Exercise task → Go through the material below and copy each line where the word "проектной" appears.

(Rows from a dataset)

┄┄┄┄┄┄┄┄┄┄

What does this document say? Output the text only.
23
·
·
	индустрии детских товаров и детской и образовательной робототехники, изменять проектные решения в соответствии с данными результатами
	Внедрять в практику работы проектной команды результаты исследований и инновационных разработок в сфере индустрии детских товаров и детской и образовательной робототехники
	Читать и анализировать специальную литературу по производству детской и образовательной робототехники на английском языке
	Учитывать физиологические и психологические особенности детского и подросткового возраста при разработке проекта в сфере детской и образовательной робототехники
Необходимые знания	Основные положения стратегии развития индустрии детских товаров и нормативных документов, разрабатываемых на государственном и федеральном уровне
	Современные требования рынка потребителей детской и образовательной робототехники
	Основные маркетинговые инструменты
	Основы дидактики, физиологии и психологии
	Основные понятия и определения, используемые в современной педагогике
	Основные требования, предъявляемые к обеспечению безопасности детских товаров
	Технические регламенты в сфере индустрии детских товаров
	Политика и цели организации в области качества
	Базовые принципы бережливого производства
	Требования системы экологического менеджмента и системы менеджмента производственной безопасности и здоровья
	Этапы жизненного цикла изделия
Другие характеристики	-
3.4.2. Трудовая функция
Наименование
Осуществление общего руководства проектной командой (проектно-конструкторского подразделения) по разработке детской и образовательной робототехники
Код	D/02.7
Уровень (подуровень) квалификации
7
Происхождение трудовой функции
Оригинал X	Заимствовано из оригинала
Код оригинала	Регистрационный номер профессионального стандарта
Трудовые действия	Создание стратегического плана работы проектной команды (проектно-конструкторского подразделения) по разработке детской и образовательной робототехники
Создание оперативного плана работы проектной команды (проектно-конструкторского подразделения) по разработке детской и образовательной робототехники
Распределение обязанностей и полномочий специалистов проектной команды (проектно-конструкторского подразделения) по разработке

┄┄┄┄┄┄┄┄┄┄

Result of this exercise →
	Внедрять в практику работы проектной команды результаты исследований и инновационных разработок в сфере индустрии детских товаров и детской и образовательной робототехники
Осуществление общего руководства проектной командой (проектно-конструкторского подразделения) по разработке детской и образовательной робототехники
Трудовые действия	Создание стратегического плана работы проектной команды (проектно-конструкторского подразделения) по разработке детской и образовательной робототехники
Создание оперативного плана работы проектной команды (проектно-конструкторского подразделения) по разработке детской и образовательной робототехники
Распределение обязанностей и полномочий специалистов проектной команды (проектно-конструкторского подразделения) по разработке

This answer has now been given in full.